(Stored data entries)
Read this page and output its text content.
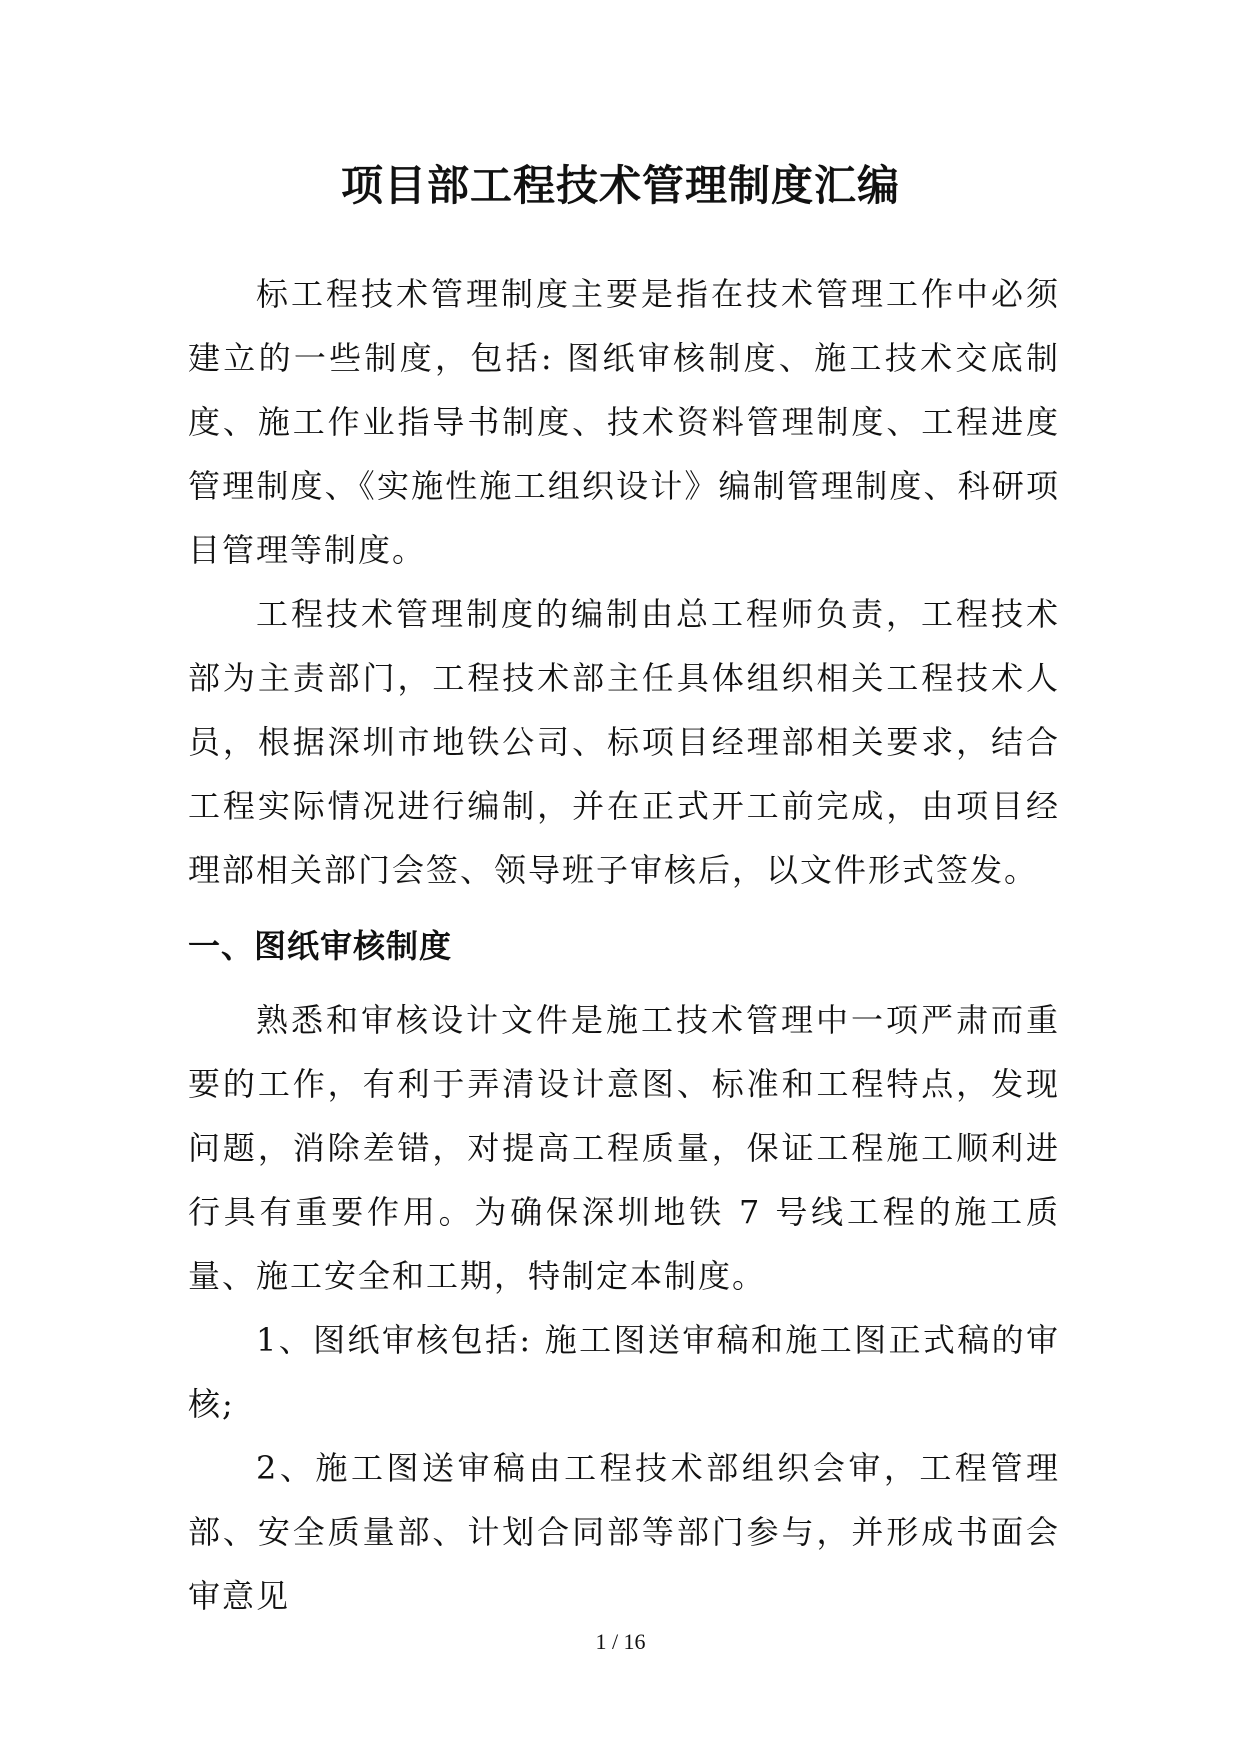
项目部工程技术管理制度汇编
标工程技术管理制度主要是指在技术管理工作中必须建立的一些制度，包括: 图纸审核制度、施工技术交底制度、施工作业指导书制度、技术资料管理制度、工程进度管理制度、《实施性施工组织设计》编制管理制度、科研项目管理等制度。
工程技术管理制度的编制由总工程师负责，工程技术部为主责部门，工程技术部主任具体组织相关工程技术人员，根据深圳市地铁公司、标项目经理部相关要求，结合工程实际情况进行编制，并在正式开工前完成，由项目经理部相关部门会签、领导班子审核后，以文件形式签发。
一、图纸审核制度
熟悉和审核设计文件是施工技术管理中一项严肃而重要的工作，有利于弄清设计意图、标准和工程特点，发现问题，消除差错，对提高工程质量，保证工程施工顺利进行具有重要作用。为确保深圳地铁 7 号线工程的施工质量、施工安全和工期，特制定本制度。
1、图纸审核包括: 施工图送审稿和施工图正式稿的审核;
2、施工图送审稿由工程技术部组织会审，工程管理部、安全质量部、计划合同部等部门参与，并形成书面会审意见
1 / 16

REQUIRED TASK >> Wherever the word "图纸审核制度" occurs in a line of the listing, copy that line.

TASK OUTPUT >>
标工程技术管理制度主要是指在技术管理工作中必须建立的一些制度，包括: 图纸审核制度、施工技术交底制度、施工作业指导书制度、技术资料管理制度、工程进度管理制度、《实施性施工组织设计》编制管理制度、科研项目管理等制度。
一、图纸审核制度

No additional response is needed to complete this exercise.